Records from a dataset
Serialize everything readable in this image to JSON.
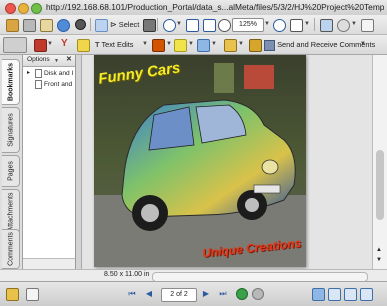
{
  "window": {
    "title": "http://192.168.68.101/Production_Portal/data_s...alMeta/files/5/3/2/HJ%20Project%20Template.pdf"
  },
  "toolbar1": {
    "select_label": "Select",
    "zoom_value": "125%"
  },
  "toolbar2": {
    "text_edits_label": "Text Edits",
    "send_receive_label": "Send and Receive Comments"
  },
  "sidetabs": [
    "Bookmarks",
    "Signatures",
    "Pages",
    "Attachments",
    "Comments"
  ],
  "bookmarks": {
    "options_label": "Options",
    "close_glyph": "✕",
    "items": [
      "Disk and I",
      "Front and"
    ]
  },
  "document": {
    "title_text": "Funny Cars",
    "bottom_text": "Unique Creations",
    "page_size": "8.50 x 11.00 in"
  },
  "navigation": {
    "page_display": "2 of 2"
  },
  "colors": {
    "accent": "#2c5aa0",
    "title_yellow": "#f2ec2a",
    "bottom_red": "#e03a1c",
    "bookmark_tab_active": "#fafafa"
  },
  "icons": [
    "close-window-icon",
    "minimize-icon",
    "zoom-window-icon",
    "open-icon",
    "print-icon",
    "email-icon",
    "search-icon",
    "hand-tool-icon",
    "select-tool-icon",
    "zoom-in-icon",
    "zoom-out-icon",
    "fit-page-icon",
    "fit-width-icon",
    "export-icon",
    "sticky-note-icon",
    "pen-icon",
    "highlight-icon",
    "stamp-icon",
    "attach-icon",
    "tag-icon",
    "first-page-icon",
    "prev-page-icon",
    "next-page-icon",
    "last-page-icon"
  ]
}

Goal: Out of the material above, select every line that holds the string "window".

Solved exercise:
  "window": {
    "close-window-icon",
    "zoom-window-icon",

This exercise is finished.